* Begin Exercise input *

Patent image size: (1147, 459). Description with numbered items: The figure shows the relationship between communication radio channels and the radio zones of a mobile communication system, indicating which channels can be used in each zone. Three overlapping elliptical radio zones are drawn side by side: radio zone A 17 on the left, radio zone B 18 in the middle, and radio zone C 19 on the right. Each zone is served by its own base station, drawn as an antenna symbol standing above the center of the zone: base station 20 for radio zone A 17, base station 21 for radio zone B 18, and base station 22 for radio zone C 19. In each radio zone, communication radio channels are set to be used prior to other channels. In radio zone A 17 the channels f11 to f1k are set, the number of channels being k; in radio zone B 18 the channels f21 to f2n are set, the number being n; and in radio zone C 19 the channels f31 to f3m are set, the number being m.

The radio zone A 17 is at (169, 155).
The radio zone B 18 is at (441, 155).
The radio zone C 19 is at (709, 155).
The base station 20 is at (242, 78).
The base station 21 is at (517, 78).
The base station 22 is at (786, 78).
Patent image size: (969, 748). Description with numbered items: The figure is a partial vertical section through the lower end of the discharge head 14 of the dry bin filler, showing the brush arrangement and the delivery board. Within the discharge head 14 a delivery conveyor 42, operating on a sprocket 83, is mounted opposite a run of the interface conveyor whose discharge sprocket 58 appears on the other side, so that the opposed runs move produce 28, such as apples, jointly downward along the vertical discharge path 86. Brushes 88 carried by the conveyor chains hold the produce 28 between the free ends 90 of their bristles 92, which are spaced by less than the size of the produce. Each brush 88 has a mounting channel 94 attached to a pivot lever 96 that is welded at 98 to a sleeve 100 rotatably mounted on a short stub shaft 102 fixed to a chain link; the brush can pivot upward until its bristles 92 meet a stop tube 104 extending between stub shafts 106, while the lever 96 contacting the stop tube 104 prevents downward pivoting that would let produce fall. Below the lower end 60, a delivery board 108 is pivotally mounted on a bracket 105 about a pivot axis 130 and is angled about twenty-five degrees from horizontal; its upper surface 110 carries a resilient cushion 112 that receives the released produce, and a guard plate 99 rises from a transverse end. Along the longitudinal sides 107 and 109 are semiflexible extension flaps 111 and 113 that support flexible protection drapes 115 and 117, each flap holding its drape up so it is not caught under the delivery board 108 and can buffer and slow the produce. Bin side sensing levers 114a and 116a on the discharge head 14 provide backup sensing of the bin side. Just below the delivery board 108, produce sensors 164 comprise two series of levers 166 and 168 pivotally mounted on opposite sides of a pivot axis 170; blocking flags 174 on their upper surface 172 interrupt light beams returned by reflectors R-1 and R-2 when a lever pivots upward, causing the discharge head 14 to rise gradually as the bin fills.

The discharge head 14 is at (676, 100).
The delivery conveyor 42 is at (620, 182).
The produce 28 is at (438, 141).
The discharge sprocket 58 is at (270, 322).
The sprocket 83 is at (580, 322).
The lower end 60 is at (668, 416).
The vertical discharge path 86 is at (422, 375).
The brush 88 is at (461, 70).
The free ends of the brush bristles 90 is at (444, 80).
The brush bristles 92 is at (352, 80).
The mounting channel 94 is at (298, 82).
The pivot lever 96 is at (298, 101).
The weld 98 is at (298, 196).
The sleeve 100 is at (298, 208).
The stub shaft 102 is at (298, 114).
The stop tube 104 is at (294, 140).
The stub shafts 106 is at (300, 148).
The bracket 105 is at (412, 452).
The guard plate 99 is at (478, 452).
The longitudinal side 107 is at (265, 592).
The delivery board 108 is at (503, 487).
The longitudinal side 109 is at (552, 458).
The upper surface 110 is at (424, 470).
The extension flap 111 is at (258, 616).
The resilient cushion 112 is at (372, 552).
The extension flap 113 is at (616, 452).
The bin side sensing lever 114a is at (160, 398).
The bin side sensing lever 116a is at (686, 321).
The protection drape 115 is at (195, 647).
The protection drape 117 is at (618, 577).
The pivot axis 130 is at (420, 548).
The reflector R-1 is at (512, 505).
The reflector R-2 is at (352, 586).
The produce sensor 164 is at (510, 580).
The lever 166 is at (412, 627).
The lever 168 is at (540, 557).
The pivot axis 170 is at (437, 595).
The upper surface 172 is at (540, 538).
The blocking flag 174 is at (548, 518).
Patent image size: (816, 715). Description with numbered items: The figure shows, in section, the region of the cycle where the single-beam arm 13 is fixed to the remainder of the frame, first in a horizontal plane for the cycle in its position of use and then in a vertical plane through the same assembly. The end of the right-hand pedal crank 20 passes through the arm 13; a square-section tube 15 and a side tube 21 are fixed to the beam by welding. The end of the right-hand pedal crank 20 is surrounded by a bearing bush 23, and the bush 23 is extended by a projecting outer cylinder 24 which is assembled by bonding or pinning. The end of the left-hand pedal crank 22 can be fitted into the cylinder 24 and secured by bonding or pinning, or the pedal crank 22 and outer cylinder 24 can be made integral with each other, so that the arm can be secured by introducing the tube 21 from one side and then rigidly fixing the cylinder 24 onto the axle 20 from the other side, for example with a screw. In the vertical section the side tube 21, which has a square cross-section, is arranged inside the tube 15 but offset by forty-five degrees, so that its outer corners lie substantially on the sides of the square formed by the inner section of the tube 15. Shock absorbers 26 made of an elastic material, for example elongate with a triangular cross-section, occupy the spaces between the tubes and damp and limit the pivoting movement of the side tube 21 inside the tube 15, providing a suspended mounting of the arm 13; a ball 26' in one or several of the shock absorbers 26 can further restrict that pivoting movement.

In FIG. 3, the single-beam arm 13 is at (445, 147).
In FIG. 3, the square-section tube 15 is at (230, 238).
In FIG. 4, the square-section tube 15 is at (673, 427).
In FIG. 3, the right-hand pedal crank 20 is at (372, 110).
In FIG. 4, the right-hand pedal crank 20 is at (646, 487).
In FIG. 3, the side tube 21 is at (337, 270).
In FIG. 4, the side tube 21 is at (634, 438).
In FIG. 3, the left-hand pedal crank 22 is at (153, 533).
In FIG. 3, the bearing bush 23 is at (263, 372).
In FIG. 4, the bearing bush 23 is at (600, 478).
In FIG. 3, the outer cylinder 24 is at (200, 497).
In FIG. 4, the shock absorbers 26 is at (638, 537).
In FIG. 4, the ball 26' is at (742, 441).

* End Exercise input *

Copy the listing above line for line, leaving every word and number unchanged.

*Complete response*:
Patent image size: (1147, 459). Description with numbered items: The figure shows the relationship between communication radio channels and the radio zones of a mobile communication system, indicating which channels can be used in each zone. Three overlapping elliptical radio zones are drawn side by side: radio zone A 17 on the left, radio zone B 18 in the middle, and radio zone C 19 on the right. Each zone is served by its own base station, drawn as an antenna symbol standing above the center of the zone: base station 20 for radio zone A 17, base station 21 for radio zone B 18, and base station 22 for radio zone C 19. In each radio zone, communication radio channels are set to be used prior to other channels. In radio zone A 17 the channels f11 to f1k are set, the number of channels being k; in radio zone B 18 the channels f21 to f2n are set, the number being n; and in radio zone C 19 the channels f31 to f3m are set, the number being m.

The radio zone A 17 is at (169, 155).
The radio zone B 18 is at (441, 155).
The radio zone C 19 is at (709, 155).
The base station 20 is at (242, 78).
The base station 21 is at (517, 78).
The base station 22 is at (786, 78).
Patent image size: (969, 748). Description with numbered items: The figure is a partial vertical section through the lower end of the discharge head 14 of the dry bin filler, showing the brush arrangement and the delivery board. Within the discharge head 14 a delivery conveyor 42, operating on a sprocket 83, is mounted opposite a run of the interface conveyor whose discharge sprocket 58 appears on the other side, so that the opposed runs move produce 28, such as apples, jointly downward along the vertical discharge path 86. Brushes 88 carried by the conveyor chains hold the produce 28 between the free ends 90 of their bristles 92, which are spaced by less than the size of the produce. Each brush 88 has a mounting channel 94 attached to a pivot lever 96 that is welded at 98 to a sleeve 100 rotatably mounted on a short stub shaft 102 fixed to a chain link; the brush can pivot upward until its bristles 92 meet a stop tube 104 extending between stub shafts 106, while the lever 96 contacting the stop tube 104 prevents downward pivoting that would let produce fall. Below the lower end 60, a delivery board 108 is pivotally mounted on a bracket 105 about a pivot axis 130 and is angled about twenty-five degrees from horizontal; its upper surface 110 carries a resilient cushion 112 that receives the released produce, and a guard plate 99 rises from a transverse end. Along the longitudinal sides 107 and 109 are semiflexible extension flaps 111 and 113 that support flexible protection drapes 115 and 117, each flap holding its drape up so it is not caught under the delivery board 108 and can buffer and slow the produce. Bin side sensing levers 114a and 116a on the discharge head 14 provide backup sensing of the bin side. Just below the delivery board 108, produce sensors 164 comprise two series of levers 166 and 168 pivotally mounted on opposite sides of a pivot axis 170; blocking flags 174 on their upper surface 172 interrupt light beams returned by reflectors R-1 and R-2 when a lever pivots upward, causing the discharge head 14 to rise gradually as the bin fills.

The discharge head 14 is at (676, 100).
The delivery conveyor 42 is at (620, 182).
The produce 28 is at (438, 141).
The discharge sprocket 58 is at (270, 322).
The sprocket 83 is at (580, 322).
The lower end 60 is at (668, 416).
The vertical discharge path 86 is at (422, 375).
The brush 88 is at (461, 70).
The free ends of the brush bristles 90 is at (444, 80).
The brush bristles 92 is at (352, 80).
The mounting channel 94 is at (298, 82).
The pivot lever 96 is at (298, 101).
The weld 98 is at (298, 196).
The sleeve 100 is at (298, 208).
The stub shaft 102 is at (298, 114).
The stop tube 104 is at (294, 140).
The stub shafts 106 is at (300, 148).
The bracket 105 is at (412, 452).
The guard plate 99 is at (478, 452).
The longitudinal side 107 is at (265, 592).
The delivery board 108 is at (503, 487).
The longitudinal side 109 is at (552, 458).
The upper surface 110 is at (424, 470).
The extension flap 111 is at (258, 616).
The resilient cushion 112 is at (372, 552).
The extension flap 113 is at (616, 452).
The bin side sensing lever 114a is at (160, 398).
The bin side sensing lever 116a is at (686, 321).
The protection drape 115 is at (195, 647).
The protection drape 117 is at (618, 577).
The pivot axis 130 is at (420, 548).
The reflector R-1 is at (512, 505).
The reflector R-2 is at (352, 586).
The produce sensor 164 is at (510, 580).
The lever 166 is at (412, 627).
The lever 168 is at (540, 557).
The pivot axis 170 is at (437, 595).
The upper surface 172 is at (540, 538).
The blocking flag 174 is at (548, 518).
Patent image size: (816, 715). Description with numbered items: The figure shows, in section, the region of the cycle where the single-beam arm 13 is fixed to the remainder of the frame, first in a horizontal plane for the cycle in its position of use and then in a vertical plane through the same assembly. The end of the right-hand pedal crank 20 passes through the arm 13; a square-section tube 15 and a side tube 21 are fixed to the beam by welding. The end of the right-hand pedal crank 20 is surrounded by a bearing bush 23, and the bush 23 is extended by a projecting outer cylinder 24 which is assembled by bonding or pinning. The end of the left-hand pedal crank 22 can be fitted into the cylinder 24 and secured by bonding or pinning, or the pedal crank 22 and outer cylinder 24 can be made integral with each other, so that the arm can be secured by introducing the tube 21 from one side and then rigidly fixing the cylinder 24 onto the axle 20 from the other side, for example with a screw. In the vertical section the side tube 21, which has a square cross-section, is arranged inside the tube 15 but offset by forty-five degrees, so that its outer corners lie substantially on the sides of the square formed by the inner section of the tube 15. Shock absorbers 26 made of an elastic material, for example elongate with a triangular cross-section, occupy the spaces between the tubes and damp and limit the pivoting movement of the side tube 21 inside the tube 15, providing a suspended mounting of the arm 13; a ball 26' in one or several of the shock absorbers 26 can further restrict that pivoting movement.

In FIG. 3, the single-beam arm 13 is at (445, 147).
In FIG. 3, the square-section tube 15 is at (230, 238).
In FIG. 4, the square-section tube 15 is at (673, 427).
In FIG. 3, the right-hand pedal crank 20 is at (372, 110).
In FIG. 4, the right-hand pedal crank 20 is at (646, 487).
In FIG. 3, the side tube 21 is at (337, 270).
In FIG. 4, the side tube 21 is at (634, 438).
In FIG. 3, the left-hand pedal crank 22 is at (153, 533).
In FIG. 3, the bearing bush 23 is at (263, 372).
In FIG. 4, the bearing bush 23 is at (600, 478).
In FIG. 3, the outer cylinder 24 is at (200, 497).
In FIG. 4, the shock absorbers 26 is at (638, 537).
In FIG. 4, the ball 26' is at (742, 441).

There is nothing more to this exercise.